Given request:
Show each line of the data below that has the string "охотничьих" in it.

Stored entries:
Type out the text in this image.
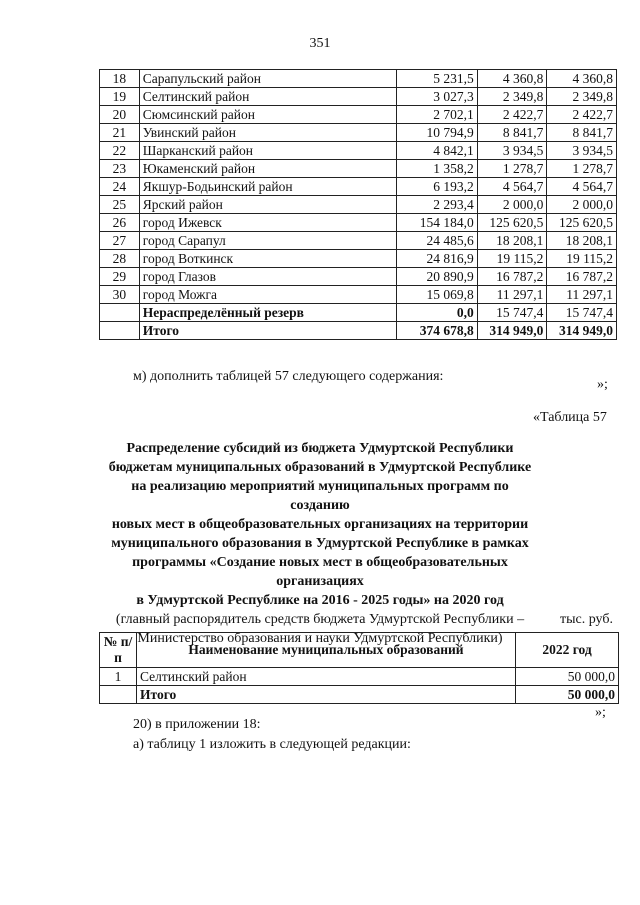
351
18	Сарапульский район	5 231,5	4 360,8	4 360,8
19	Селтинский район	3 027,3	2 349,8	2 349,8
20	Сюмсинский район	2 702,1	2 422,7	2 422,7
21	Увинский район	10 794,9	8 841,7	8 841,7
22	Шарканский район	4 842,1	3 934,5	3 934,5
23	Юкаменский район	1 358,2	1 278,7	1 278,7
24	Якшур-Бодьинский район	6 193,2	4 564,7	4 564,7
25	Ярский район	2 293,4	2 000,0	2 000,0
26	город Ижевск	154 184,0	125 620,5	125 620,5
27	город Сарапул	24 485,6	18 208,1	18 208,1
28	город Воткинск	24 816,9	19 115,2	19 115,2
29	город Глазов	20 890,9	16 787,2	16 787,2
30	город Можга	15 069,8	11 297,1	11 297,1
	Нераспределённый резерв	0,0	15 747,4	15 747,4
	Итого	374 678,8	314 949,0	314 949,0
»;
м) дополнить таблицей 57 следующего содержания:
«Таблица 57
Распределение субсидий из бюджета Удмуртской Республики
бюджетам муниципальных образований в Удмуртской Республике
на реализацию мероприятий муниципальных программ по созданию
новых мест в общеобразовательных организациях на территории
муниципального образования в Удмуртской Республике в рамках
программы «Создание новых мест в общеобразовательных организациях
в Удмуртской Республике на 2016 - 2025 годы» на 2020 год
(главный распорядитель средств бюджета Удмуртской Республики –
Министерство образования и науки Удмуртской Республики)
тыс. руб.
№ п/п	Наименование муниципальных образований	2022 год
1	Селтинский район	50 000,0
	Итого	50 000,0
»;
20) в приложении 18:
а) таблицу 1 изложить в следующей редакции:
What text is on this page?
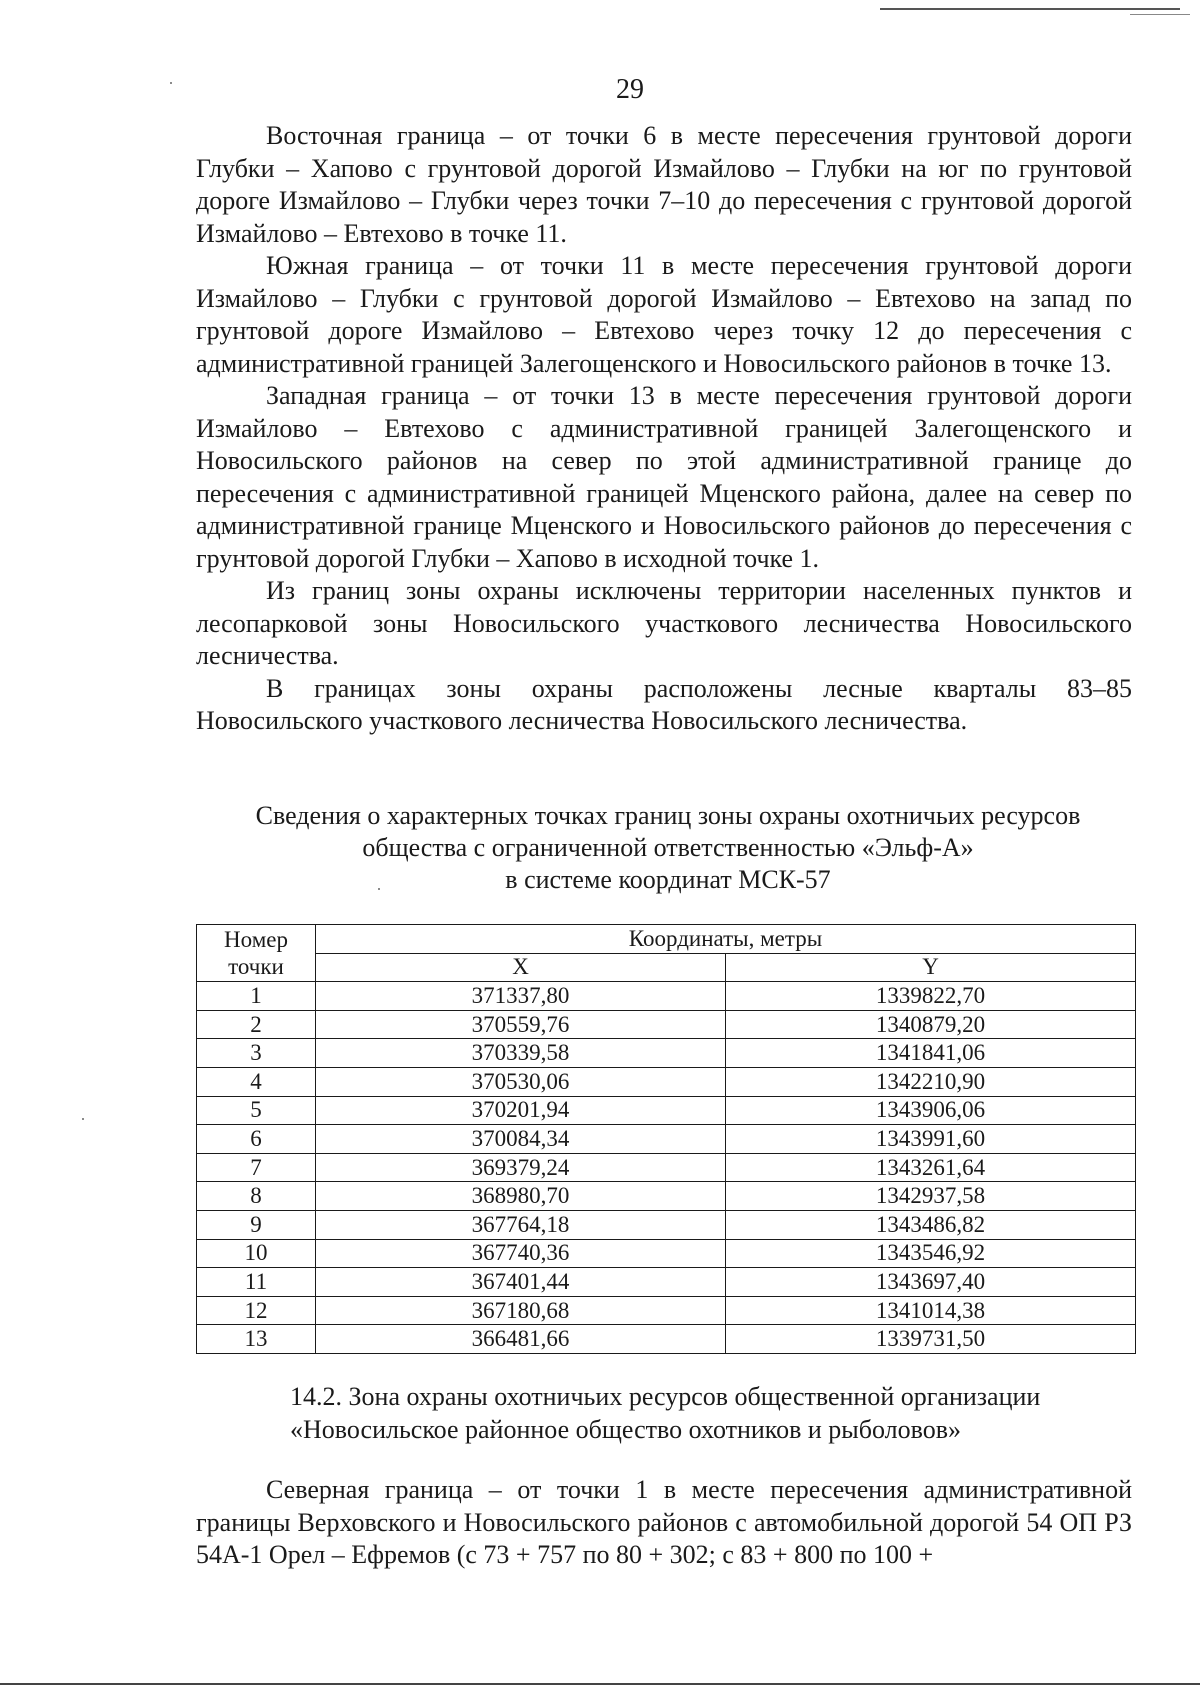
29

Восточная граница – от точки 6 в месте пересечения грунтовой дороги Глубки – Хапово с грунтовой дорогой Измайлово – Глубки на юг по грунтовой дороге Измайлово – Глубки через точки 7–10 до пересечения с грунтовой дорогой Измайлово – Евтехово в точке 11.

Южная граница – от точки 11 в месте пересечения грунтовой дороги Измайлово – Глубки с грунтовой дорогой Измайлово – Евтехово на запад по грунтовой дороге Измайлово – Евтехово через точку 12 до пересечения с административной границей Залегощенского и Новосильского районов в точке 13.

Западная граница – от точки 13 в месте пересечения грунтовой дороги Измайлово – Евтехово с административной границей Залегощенского и Новосильского районов на север по этой административной границе до пересечения с административной границей Мценского района, далее на север по административной границе Мценского и Новосильского районов до пересечения с грунтовой дорогой Глубки – Хапово в исходной точке 1.

Из границ зоны охраны исключены территории населенных пунктов и лесопарковой зоны Новосильского участкового лесничества Новосильского лесничества.

В границах зоны охраны расположены лесные кварталы 83–85 Новосильского участкового лесничества Новосильского лесничества.

Сведения о характерных точках границ зоны охраны охотничьих ресурсов
общества с ограниченной ответственностью «Эльф-А»
в системе координат МСК-57
Номер точки	Координаты, метры	
	X	Y
1	371337,80	1339822,70
2	370559,76	1340879,20
3	370339,58	1341841,06
4	370530,06	1342210,90
5	370201,94	1343906,06
6	370084,34	1343991,60
7	369379,24	1343261,64
8	368980,70	1342937,58
9	367764,18	1343486,82
10	367740,36	1343546,92
11	367401,44	1343697,40
12	367180,68	1341014,38
13	366481,66	1339731,50
14.2. Зона охраны охотничьих ресурсов общественной организации
«Новосильское районное общество охотников и рыболовов»

Северная граница – от точки 1 в месте пересечения административной границы Верховского и Новосильского районов с автомобильной дорогой 54 ОП РЗ 54А-1 Орел – Ефремов (с 73 + 757 по 80 + 302; с 83 + 800 по 100 +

Solved exercise:
Сведения о характерных точках границ зоны охраны охотничьих ресурсов
14.2. Зона охраны охотничьих ресурсов общественной организации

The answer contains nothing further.